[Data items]
○ ○ ○ ○ ○

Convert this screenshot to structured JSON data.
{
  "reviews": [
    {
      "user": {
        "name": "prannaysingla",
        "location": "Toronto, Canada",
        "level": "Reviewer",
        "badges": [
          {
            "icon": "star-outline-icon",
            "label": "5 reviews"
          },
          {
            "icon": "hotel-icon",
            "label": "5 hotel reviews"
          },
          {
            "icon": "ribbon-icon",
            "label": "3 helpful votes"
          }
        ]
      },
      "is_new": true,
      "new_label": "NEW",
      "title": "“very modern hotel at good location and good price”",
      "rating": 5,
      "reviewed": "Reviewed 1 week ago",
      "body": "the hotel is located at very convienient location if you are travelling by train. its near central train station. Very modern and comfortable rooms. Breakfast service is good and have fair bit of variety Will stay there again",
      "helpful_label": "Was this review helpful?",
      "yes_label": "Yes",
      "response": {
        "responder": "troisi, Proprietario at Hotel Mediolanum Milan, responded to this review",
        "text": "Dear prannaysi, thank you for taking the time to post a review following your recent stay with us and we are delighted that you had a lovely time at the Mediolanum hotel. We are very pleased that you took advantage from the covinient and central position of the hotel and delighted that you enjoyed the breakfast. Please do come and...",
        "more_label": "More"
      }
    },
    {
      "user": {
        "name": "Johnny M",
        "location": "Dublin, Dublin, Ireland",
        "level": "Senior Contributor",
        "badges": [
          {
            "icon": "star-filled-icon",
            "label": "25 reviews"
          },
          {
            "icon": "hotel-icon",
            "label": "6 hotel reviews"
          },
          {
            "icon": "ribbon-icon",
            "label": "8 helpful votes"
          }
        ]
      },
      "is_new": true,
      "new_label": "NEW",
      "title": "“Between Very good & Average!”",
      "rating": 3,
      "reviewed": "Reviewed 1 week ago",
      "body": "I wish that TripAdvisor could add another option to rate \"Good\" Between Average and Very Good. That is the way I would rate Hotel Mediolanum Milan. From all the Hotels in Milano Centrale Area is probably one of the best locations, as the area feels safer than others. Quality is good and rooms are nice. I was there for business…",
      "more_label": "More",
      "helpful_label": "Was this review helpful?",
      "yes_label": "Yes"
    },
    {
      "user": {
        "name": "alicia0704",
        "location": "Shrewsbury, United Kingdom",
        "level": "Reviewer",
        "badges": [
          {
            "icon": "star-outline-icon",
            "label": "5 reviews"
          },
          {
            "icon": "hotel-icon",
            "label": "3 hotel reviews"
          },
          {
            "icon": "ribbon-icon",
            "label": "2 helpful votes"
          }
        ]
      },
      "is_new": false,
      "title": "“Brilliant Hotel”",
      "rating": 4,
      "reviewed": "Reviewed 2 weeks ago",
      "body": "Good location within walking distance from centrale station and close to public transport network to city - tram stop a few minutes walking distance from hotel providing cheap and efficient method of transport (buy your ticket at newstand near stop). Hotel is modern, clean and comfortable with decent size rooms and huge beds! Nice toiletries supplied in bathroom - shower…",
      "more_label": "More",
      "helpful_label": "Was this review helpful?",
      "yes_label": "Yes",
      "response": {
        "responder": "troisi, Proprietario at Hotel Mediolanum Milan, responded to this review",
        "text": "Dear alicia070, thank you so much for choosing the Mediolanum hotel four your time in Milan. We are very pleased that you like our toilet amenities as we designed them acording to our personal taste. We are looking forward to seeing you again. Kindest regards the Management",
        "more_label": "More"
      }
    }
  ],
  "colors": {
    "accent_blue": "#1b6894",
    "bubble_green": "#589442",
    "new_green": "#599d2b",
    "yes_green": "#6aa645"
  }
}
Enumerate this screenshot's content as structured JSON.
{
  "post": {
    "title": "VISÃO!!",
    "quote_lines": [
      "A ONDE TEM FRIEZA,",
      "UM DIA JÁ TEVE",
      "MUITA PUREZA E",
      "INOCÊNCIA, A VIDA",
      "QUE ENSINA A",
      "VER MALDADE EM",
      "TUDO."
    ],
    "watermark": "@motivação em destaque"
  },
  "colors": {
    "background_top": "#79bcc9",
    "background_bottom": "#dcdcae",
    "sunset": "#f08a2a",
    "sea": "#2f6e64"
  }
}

○ ○ ○ ○ ○

**Given exercise:**
Only the lines from the one containing "Enumerate this screenshot's" through the end of the material should be reproduced, exactly, with both ends included.

**Output of the exercise:**
Enumerate this screenshot's content as structured JSON.
{
  "post": {
    "title": "VISÃO!!",
    "quote_lines": [
      "A ONDE TEM FRIEZA,",
      "UM DIA JÁ TEVE",
      "MUITA PUREZA E",
      "INOCÊNCIA, A VIDA",
      "QUE ENSINA A",
      "VER MALDADE EM",
      "TUDO."
    ],
    "watermark": "@motivação em destaque"
  },
  "colors": {
    "background_top": "#79bcc9",
    "background_bottom": "#dcdcae",
    "sunset": "#f08a2a",
    "sea": "#2f6e64"
  }
}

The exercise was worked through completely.